■ GIVEN TASK: Pick out each line containing the string "into".

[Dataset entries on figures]
● ● ● ● ● ● ●

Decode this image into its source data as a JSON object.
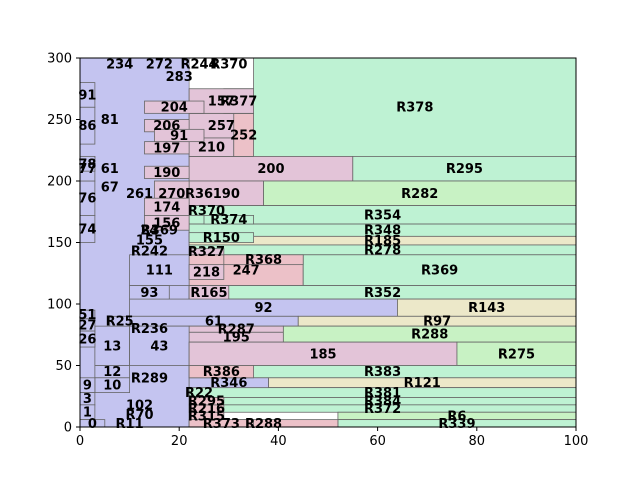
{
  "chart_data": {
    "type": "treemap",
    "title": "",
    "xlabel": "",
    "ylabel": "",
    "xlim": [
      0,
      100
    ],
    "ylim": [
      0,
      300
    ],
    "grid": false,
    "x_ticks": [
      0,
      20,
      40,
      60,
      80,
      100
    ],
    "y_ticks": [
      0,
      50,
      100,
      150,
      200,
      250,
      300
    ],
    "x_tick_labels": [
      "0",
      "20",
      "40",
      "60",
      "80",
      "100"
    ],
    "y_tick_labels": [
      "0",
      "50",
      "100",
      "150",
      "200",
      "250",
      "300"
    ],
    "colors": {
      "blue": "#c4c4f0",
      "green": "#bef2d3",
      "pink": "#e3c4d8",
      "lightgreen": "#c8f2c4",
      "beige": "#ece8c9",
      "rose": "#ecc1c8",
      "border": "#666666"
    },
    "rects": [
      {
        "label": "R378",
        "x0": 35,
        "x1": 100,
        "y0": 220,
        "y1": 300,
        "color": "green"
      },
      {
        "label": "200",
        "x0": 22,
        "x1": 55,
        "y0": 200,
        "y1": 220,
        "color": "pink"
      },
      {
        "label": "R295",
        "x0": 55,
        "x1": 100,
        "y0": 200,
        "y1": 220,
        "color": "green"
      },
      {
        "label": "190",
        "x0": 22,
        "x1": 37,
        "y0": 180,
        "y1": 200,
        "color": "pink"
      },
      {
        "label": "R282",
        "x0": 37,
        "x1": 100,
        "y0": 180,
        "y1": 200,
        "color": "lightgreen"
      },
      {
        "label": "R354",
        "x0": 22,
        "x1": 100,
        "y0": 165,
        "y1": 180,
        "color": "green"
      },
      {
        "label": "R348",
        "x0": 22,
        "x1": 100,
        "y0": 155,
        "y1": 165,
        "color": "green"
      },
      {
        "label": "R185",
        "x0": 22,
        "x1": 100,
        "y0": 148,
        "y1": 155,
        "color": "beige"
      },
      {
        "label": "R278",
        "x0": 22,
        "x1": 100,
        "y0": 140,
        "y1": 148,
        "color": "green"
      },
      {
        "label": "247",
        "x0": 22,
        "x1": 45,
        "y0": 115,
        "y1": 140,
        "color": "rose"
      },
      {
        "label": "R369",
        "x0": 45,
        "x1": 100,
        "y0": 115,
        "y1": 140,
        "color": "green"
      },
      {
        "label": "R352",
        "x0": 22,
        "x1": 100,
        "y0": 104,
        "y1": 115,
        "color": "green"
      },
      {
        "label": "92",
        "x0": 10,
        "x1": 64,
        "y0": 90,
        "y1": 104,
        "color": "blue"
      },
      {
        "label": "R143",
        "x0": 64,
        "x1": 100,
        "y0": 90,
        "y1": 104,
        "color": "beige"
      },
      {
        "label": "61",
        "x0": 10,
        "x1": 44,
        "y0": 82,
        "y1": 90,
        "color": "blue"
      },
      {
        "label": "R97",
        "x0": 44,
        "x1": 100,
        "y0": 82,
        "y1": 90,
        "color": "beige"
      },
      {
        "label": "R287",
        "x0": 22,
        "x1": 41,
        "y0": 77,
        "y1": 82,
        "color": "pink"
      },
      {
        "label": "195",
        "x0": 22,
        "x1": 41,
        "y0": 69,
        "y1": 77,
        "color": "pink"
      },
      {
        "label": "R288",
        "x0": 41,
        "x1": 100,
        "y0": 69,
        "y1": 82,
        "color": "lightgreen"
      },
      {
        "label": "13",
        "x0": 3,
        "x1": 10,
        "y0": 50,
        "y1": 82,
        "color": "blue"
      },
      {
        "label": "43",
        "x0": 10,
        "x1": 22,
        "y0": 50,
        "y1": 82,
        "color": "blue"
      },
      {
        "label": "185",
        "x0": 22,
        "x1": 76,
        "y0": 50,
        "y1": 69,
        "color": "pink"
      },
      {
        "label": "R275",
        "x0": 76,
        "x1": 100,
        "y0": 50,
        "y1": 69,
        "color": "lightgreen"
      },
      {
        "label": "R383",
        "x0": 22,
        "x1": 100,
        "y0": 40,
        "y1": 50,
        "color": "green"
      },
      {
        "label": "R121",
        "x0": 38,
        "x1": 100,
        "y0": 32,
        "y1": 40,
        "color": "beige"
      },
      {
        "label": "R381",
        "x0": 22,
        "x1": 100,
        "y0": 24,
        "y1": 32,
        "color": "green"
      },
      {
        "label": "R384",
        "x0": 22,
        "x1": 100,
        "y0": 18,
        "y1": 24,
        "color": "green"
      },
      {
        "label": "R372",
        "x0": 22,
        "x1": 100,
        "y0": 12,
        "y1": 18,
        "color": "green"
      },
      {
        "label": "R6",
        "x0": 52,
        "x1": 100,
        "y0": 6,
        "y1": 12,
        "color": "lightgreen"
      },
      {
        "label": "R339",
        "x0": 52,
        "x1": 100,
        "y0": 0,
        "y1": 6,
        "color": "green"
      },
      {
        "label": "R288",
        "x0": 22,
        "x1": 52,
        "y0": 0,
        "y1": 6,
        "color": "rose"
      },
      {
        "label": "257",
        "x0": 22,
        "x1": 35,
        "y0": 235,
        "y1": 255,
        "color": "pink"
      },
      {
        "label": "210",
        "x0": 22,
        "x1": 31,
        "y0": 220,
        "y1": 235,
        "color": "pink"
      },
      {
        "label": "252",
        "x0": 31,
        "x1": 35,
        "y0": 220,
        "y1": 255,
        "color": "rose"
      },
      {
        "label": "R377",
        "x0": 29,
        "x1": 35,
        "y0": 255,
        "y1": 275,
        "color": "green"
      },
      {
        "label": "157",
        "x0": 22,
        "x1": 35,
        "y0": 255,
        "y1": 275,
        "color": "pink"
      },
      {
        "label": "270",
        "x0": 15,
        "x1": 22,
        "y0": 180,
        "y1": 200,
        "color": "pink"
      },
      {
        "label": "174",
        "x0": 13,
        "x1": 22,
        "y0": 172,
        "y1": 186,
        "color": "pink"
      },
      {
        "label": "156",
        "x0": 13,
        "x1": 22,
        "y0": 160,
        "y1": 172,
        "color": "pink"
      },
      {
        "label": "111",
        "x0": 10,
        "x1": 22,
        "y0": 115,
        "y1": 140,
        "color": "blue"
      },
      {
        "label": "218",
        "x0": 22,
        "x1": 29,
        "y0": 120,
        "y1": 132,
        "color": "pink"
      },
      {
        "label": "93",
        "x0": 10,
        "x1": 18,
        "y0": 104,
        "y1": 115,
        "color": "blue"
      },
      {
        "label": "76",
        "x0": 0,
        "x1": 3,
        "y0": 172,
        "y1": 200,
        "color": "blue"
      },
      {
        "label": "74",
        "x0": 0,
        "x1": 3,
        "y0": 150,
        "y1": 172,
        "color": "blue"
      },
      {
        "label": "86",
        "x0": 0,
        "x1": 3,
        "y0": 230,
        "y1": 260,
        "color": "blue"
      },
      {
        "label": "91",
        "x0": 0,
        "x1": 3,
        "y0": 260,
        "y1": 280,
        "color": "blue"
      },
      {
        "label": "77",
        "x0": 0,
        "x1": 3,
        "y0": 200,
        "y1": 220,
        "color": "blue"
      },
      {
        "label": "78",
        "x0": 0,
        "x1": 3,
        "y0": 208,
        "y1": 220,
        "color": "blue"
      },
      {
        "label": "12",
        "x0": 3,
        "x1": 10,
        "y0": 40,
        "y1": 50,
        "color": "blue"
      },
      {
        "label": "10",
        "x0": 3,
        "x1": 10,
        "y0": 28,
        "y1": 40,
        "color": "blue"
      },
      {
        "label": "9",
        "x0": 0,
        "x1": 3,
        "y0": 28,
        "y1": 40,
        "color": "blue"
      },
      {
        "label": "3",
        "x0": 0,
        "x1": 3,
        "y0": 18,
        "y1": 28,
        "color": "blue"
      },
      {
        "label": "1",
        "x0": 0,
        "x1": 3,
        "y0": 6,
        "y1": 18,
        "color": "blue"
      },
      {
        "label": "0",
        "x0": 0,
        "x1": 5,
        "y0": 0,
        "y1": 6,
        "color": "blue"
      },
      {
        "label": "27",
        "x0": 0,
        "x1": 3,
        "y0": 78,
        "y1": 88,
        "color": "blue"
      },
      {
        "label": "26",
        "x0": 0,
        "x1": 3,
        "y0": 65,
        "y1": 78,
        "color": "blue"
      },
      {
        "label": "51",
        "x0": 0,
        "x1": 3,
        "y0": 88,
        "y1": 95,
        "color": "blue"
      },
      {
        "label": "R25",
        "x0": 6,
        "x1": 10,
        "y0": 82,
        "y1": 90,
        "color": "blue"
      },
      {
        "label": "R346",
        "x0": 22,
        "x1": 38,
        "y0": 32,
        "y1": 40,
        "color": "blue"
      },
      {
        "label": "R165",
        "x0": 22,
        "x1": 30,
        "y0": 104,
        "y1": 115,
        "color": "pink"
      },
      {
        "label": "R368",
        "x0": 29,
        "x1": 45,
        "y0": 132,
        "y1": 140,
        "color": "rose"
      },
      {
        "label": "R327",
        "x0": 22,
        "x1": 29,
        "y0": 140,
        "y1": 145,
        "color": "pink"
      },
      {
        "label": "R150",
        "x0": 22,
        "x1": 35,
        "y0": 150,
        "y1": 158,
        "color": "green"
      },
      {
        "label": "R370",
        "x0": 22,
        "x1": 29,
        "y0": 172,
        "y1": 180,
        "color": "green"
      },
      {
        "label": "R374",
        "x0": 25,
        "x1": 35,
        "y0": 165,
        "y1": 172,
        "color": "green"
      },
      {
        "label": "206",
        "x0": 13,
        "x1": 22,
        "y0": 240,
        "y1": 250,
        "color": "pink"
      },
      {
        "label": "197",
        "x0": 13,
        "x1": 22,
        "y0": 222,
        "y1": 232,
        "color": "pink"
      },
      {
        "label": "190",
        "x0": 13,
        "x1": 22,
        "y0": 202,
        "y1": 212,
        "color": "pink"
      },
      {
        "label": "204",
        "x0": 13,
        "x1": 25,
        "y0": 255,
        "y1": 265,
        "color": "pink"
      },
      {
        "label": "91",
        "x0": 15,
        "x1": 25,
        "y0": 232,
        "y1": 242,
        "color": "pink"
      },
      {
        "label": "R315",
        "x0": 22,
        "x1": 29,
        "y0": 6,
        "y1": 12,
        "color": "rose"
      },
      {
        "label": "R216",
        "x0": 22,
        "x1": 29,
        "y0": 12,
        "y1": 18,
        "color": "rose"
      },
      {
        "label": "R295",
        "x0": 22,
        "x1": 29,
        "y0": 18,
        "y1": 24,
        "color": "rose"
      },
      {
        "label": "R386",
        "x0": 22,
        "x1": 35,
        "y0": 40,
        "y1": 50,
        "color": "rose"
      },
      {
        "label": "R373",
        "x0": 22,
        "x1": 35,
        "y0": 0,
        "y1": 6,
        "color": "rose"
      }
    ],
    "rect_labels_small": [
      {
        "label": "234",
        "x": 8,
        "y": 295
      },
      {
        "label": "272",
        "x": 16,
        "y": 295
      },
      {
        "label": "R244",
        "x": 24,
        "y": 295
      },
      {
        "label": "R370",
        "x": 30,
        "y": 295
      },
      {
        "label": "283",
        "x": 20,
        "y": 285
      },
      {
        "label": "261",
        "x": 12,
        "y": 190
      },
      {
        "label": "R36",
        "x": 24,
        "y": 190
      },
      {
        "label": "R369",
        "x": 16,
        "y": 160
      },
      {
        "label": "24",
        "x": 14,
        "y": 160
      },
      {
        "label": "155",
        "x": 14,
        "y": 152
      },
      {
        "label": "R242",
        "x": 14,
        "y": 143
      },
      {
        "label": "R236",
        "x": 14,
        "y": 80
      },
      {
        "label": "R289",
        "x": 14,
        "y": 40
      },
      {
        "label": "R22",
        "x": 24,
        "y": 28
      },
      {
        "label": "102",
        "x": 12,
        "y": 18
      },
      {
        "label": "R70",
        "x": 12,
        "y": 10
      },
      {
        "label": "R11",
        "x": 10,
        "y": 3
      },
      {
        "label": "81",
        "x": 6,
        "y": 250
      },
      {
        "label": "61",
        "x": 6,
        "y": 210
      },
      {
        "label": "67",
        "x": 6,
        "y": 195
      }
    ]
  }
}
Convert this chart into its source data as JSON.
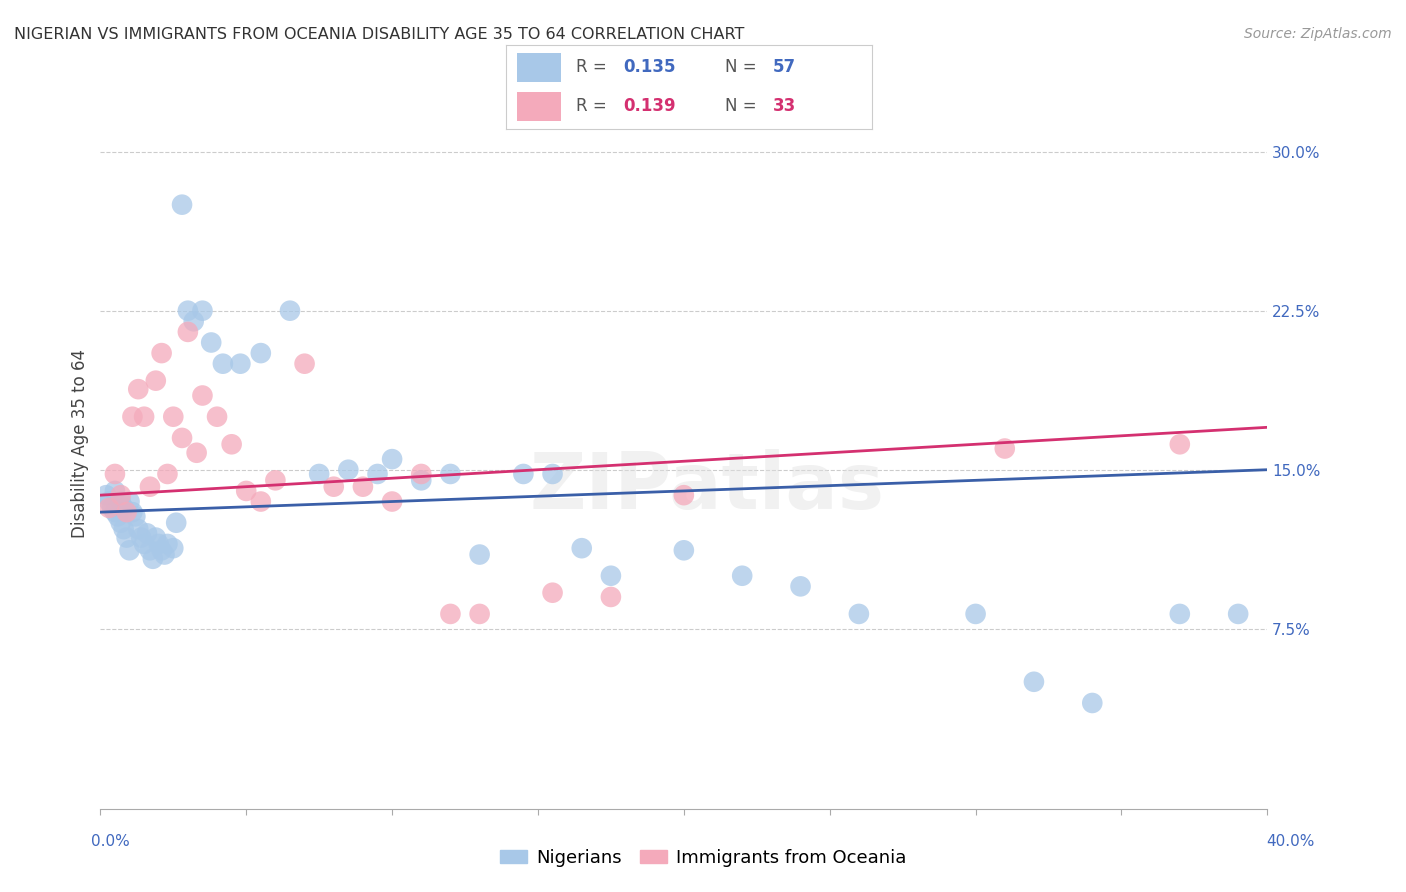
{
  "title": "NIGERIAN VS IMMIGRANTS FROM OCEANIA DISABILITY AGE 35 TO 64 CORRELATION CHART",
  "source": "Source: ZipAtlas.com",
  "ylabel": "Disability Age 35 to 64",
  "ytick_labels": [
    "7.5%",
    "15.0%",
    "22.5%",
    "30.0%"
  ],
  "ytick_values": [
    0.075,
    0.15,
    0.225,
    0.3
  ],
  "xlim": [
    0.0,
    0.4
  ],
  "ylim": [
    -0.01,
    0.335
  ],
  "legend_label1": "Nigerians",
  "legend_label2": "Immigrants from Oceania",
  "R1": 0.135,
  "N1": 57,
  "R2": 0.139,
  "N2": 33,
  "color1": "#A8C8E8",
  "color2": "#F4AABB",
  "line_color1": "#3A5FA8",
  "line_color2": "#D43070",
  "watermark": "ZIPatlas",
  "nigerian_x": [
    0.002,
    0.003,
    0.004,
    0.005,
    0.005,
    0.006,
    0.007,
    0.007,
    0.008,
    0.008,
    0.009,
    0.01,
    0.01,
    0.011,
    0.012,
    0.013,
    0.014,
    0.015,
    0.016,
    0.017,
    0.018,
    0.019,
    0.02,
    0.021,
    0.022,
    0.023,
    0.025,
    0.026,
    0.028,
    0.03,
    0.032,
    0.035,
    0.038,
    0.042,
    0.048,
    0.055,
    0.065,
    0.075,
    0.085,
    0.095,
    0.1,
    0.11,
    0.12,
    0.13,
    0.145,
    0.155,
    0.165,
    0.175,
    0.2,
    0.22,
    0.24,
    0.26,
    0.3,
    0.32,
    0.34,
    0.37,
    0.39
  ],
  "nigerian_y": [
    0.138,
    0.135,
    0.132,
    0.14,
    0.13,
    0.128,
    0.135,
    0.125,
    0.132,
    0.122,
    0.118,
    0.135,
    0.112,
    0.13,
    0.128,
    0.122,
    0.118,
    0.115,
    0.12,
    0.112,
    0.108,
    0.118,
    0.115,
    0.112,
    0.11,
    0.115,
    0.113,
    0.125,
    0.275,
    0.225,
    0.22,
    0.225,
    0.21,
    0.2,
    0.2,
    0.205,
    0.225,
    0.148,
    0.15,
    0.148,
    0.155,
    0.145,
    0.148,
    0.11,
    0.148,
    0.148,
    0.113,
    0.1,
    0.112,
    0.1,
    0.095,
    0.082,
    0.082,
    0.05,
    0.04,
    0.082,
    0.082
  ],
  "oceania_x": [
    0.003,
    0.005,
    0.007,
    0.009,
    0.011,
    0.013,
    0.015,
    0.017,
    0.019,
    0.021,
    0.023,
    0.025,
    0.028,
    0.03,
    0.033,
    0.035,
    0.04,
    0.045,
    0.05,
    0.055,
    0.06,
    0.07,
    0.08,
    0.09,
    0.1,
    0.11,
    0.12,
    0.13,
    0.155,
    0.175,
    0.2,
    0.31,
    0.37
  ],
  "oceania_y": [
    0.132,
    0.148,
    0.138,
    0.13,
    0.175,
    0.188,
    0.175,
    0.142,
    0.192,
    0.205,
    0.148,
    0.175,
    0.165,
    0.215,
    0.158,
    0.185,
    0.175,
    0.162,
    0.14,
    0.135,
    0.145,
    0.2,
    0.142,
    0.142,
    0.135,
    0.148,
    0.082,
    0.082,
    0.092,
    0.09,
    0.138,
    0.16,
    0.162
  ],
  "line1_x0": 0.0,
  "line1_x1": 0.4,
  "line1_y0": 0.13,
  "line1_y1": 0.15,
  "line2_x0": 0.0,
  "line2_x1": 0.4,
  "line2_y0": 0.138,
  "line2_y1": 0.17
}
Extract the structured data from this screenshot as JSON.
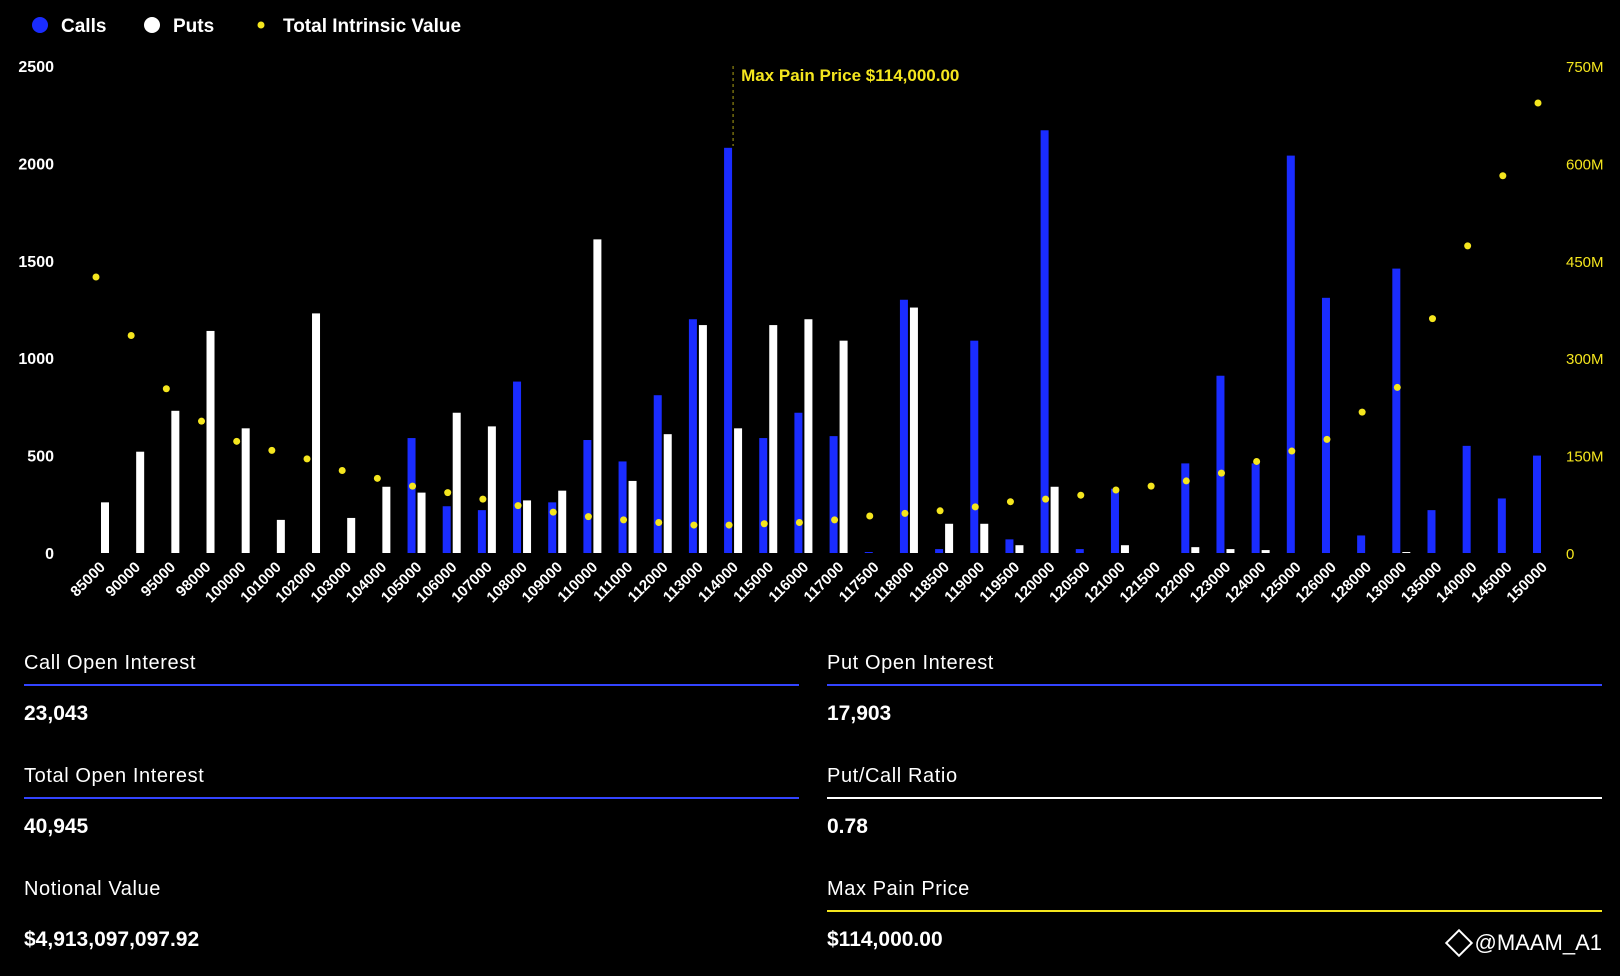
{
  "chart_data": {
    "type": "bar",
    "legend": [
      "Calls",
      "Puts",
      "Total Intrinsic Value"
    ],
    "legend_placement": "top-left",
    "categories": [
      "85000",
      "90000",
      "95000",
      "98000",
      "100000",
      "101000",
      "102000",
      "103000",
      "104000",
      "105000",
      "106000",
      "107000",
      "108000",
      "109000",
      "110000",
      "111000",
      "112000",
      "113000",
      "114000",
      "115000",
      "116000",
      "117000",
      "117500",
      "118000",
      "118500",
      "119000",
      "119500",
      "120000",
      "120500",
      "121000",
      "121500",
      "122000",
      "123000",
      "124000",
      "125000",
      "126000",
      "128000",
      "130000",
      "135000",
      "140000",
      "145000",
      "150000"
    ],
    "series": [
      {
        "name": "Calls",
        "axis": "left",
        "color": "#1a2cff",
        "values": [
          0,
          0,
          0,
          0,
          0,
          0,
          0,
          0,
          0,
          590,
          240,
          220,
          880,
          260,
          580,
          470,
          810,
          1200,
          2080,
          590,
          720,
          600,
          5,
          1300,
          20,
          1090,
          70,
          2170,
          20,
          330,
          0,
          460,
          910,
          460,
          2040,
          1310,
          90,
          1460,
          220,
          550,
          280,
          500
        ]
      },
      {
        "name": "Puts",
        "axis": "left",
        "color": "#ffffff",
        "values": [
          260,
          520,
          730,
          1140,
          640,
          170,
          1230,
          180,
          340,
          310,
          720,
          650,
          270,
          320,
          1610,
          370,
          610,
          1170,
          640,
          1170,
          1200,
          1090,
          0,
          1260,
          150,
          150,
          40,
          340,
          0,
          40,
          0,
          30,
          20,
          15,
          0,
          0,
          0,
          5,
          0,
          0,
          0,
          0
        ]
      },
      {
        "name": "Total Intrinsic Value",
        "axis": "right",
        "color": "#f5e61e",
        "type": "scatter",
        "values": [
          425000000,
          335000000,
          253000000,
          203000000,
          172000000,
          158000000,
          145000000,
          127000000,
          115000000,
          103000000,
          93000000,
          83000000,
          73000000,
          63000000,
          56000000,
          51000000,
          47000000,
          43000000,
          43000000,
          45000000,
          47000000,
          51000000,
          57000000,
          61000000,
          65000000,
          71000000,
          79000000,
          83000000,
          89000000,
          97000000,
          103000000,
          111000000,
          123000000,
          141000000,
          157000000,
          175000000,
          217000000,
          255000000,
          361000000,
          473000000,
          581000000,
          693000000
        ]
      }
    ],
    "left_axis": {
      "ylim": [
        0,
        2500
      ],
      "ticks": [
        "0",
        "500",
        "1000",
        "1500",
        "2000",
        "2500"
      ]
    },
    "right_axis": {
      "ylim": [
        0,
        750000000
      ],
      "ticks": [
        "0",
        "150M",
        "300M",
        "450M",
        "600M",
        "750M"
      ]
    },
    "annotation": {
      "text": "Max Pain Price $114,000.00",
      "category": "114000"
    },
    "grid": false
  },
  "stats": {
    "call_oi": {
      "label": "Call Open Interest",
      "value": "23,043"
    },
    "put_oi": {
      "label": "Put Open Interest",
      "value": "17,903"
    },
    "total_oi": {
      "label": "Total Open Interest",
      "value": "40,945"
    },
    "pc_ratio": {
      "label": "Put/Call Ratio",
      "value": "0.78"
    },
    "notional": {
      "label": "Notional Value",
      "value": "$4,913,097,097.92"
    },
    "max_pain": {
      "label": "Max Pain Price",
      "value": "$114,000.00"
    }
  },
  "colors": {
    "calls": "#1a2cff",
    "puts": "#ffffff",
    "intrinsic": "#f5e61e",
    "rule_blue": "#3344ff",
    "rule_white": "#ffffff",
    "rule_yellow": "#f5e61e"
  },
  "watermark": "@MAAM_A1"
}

● ● ● ● ● ● ●

■ TASK RESULT:
Decode this image into its source data as a JSON object.
Convert this chart into its source data as JSON.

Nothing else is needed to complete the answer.